((
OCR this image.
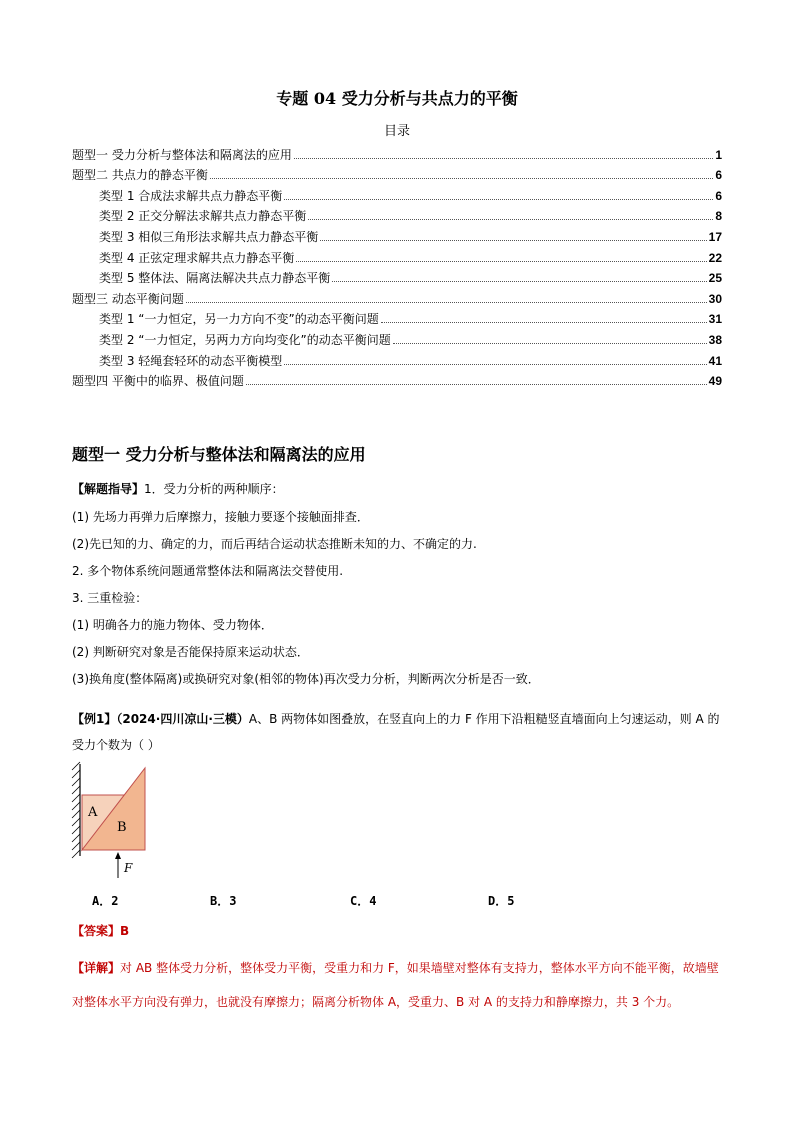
专题 04 受力分析与共点力的平衡
目录
题型一 受力分析与整体法和隔离法的应用	1
题型二 共点力的静态平衡	6
类型 1 合成法求解共点力静态平衡	6
类型 2 正交分解法求解共点力静态平衡	8
类型 3 相似三角形法求解共点力静态平衡	17
类型 4 正弦定理求解共点力静态平衡	22
类型 5 整体法、隔离法解决共点力静态平衡	25
题型三 动态平衡问题	30
类型 1 “一力恒定，另一力方向不变”的动态平衡问题	31
类型 2 “一力恒定，另两力方向均变化”的动态平衡问题	38
类型 3 轻绳套轻环的动态平衡模型	41
题型四 平衡中的临界、极值问题	49
题型一 受力分析与整体法和隔离法的应用
【解题指导】1．受力分析的两种顺序：
(1) 先场力再弹力后摩擦力，接触力要逐个接触面排查．
(2)先已知的力、确定的力，而后再结合运动状态推断未知的力、不确定的力.
2. 多个物体系统问题通常整体法和隔离法交替使用.
3. 三重检验：
(1) 明确各力的施力物体、受力物体．
(2) 判断研究对象是否能保持原来运动状态．
(3)换角度(整体隔离)或换研究对象(相邻的物体)再次受力分析，判断两次分析是否一致．
【例1】（2024·四川凉山·三模）A、B 两物体如图叠放，在竖直向上的力 F 作用下沿粗糙竖直墙面向上匀速运动，则 A 的受力个数为（ ）
A
B
F
A．2	B．3	C．4	D．5
【答案】B
【详解】对 AB 整体受力分析，整体受力平衡，受重力和力 F，如果墙壁对整体有支持力，整体水平方向不能平衡，故墙壁对整体水平方向没有弹力，也就没有摩擦力；隔离分析物体 A，受重力、B 对 A 的支持力和静摩擦力，共 3 个力。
))
• **Challenge**:
The records above are to be quoted exactly, with all pictures left out.

• **Answer to this task**:
OCR this image.
专题 04 受力分析与共点力的平衡
目录
题型一 受力分析与整体法和隔离法的应用	1
题型二 共点力的静态平衡	6
类型 1 合成法求解共点力静态平衡	6
类型 2 正交分解法求解共点力静态平衡	8
类型 3 相似三角形法求解共点力静态平衡	17
类型 4 正弦定理求解共点力静态平衡	22
类型 5 整体法、隔离法解决共点力静态平衡	25
题型三 动态平衡问题	30
类型 1 “一力恒定，另一力方向不变”的动态平衡问题	31
类型 2 “一力恒定，另两力方向均变化”的动态平衡问题	38
类型 3 轻绳套轻环的动态平衡模型	41
题型四 平衡中的临界、极值问题	49
题型一 受力分析与整体法和隔离法的应用
【解题指导】1．受力分析的两种顺序：
(1) 先场力再弹力后摩擦力，接触力要逐个接触面排查．
(2)先已知的力、确定的力，而后再结合运动状态推断未知的力、不确定的力.
2. 多个物体系统问题通常整体法和隔离法交替使用.
3. 三重检验：
(1) 明确各力的施力物体、受力物体．
(2) 判断研究对象是否能保持原来运动状态．
(3)换角度(整体隔离)或换研究对象(相邻的物体)再次受力分析，判断两次分析是否一致．
【例1】（2024·四川凉山·三模）A、B 两物体如图叠放，在竖直向上的力 F 作用下沿粗糙竖直墙面向上匀速运动，则 A 的受力个数为（ ）
A
B
F
A．2	B．3	C．4	D．5
【答案】B
【详解】对 AB 整体受力分析，整体受力平衡，受重力和力 F，如果墙壁对整体有支持力，整体水平方向不能平衡，故墙壁对整体水平方向没有弹力，也就没有摩擦力；隔离分析物体 A，受重力、B 对 A 的支持力和静摩擦力，共 3 个力。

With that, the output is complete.